## Consignes de l'exercice
Reproduisez à l'identique les lignes comprises entre celle qui contient « detect and localize » et celle qui contient « message-text: How — [488, 459, 704, 576] », ces deux lignes incluses, en omettant les images.

## Données à traiter
***

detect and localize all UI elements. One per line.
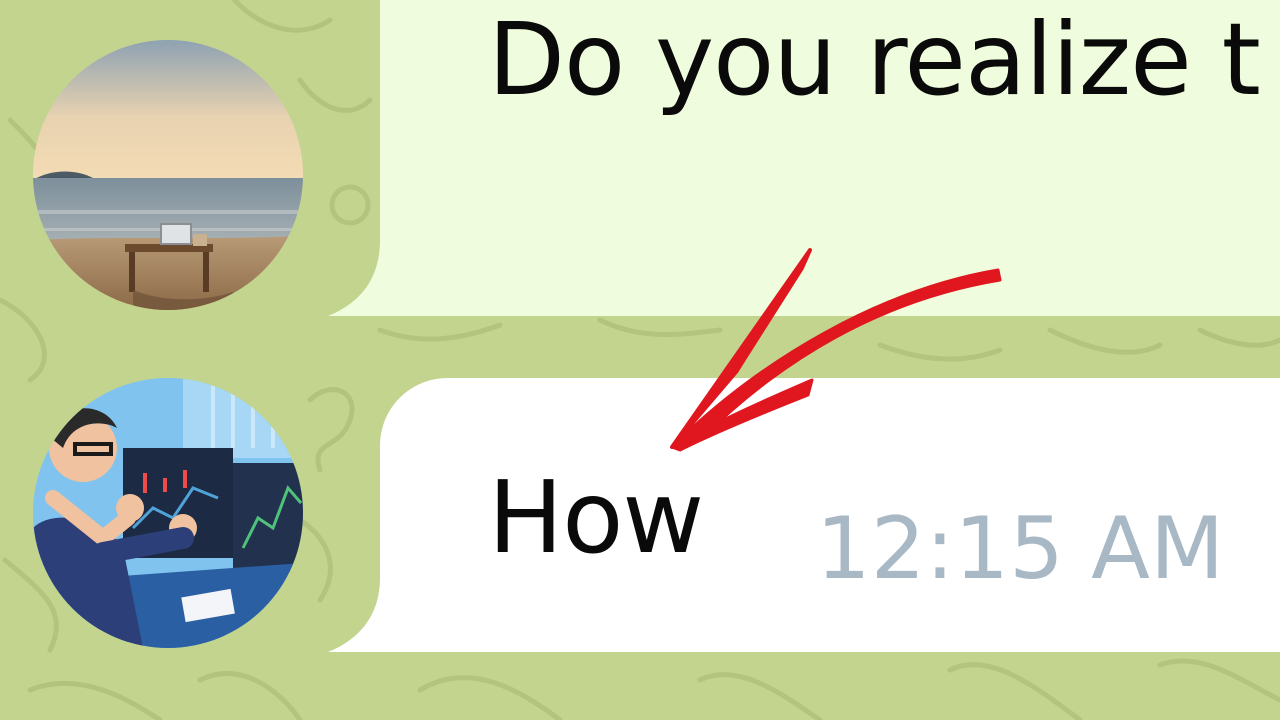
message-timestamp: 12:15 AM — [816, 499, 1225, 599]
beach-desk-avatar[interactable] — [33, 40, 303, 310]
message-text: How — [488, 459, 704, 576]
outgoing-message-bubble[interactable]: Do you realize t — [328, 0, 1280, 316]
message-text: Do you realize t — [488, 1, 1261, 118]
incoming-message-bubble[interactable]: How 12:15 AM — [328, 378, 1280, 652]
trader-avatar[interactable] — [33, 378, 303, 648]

***

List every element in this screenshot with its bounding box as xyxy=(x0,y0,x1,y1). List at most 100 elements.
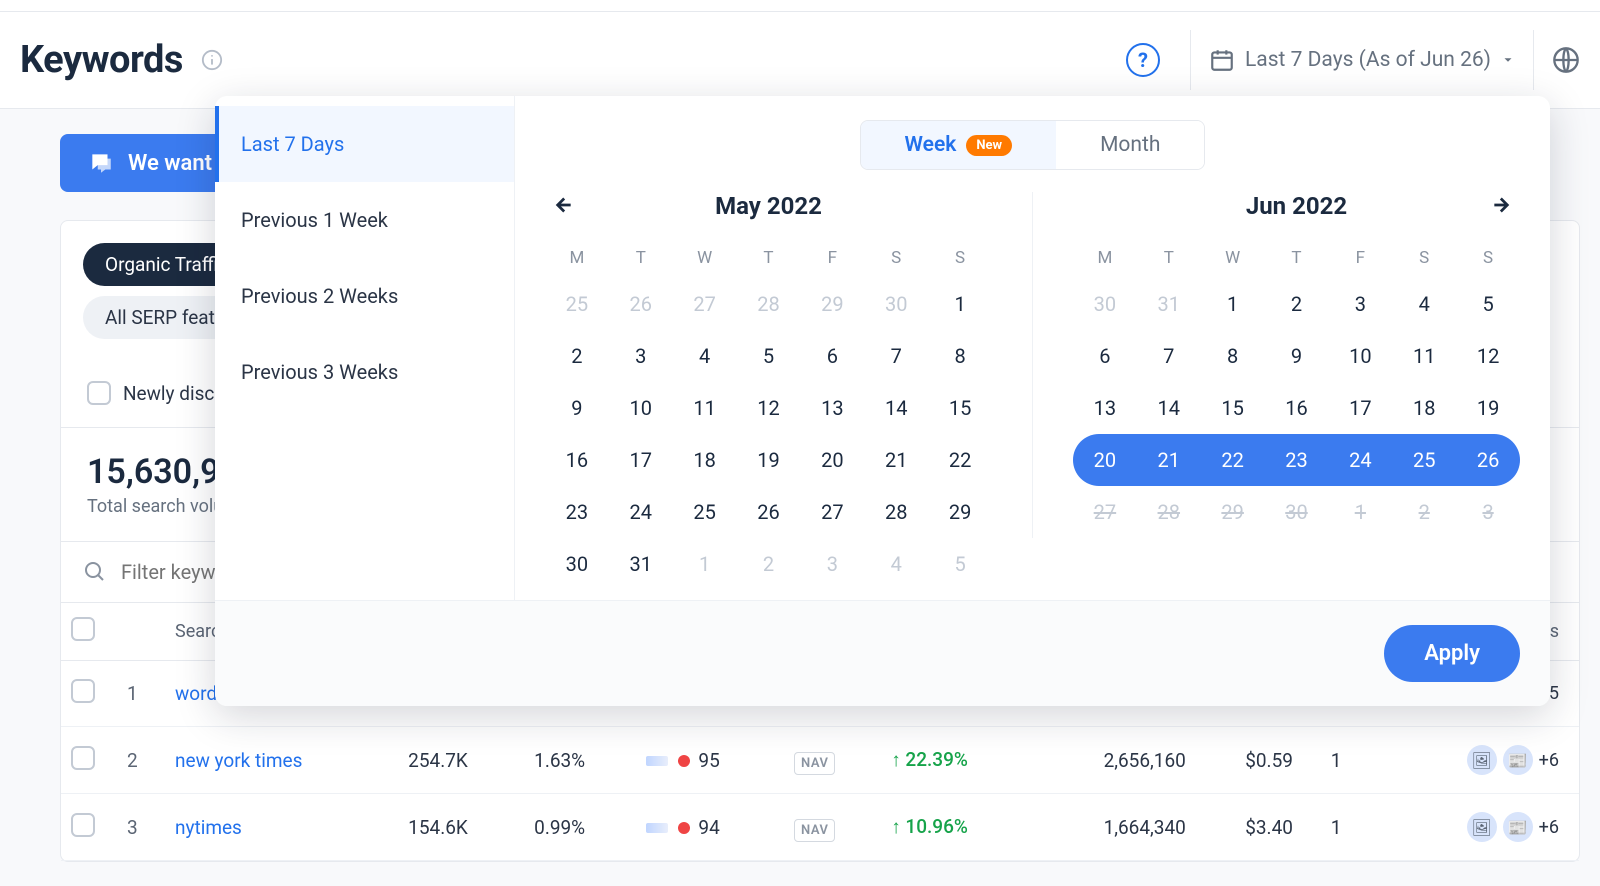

***

## Problème résolu
detect and localize all UI elements. One per line.
message-timestamp: 12:15 AM — [816, 499, 1225, 599]
beach-desk-avatar[interactable] — [33, 40, 303, 310]
message-text: How — [488, 459, 704, 576]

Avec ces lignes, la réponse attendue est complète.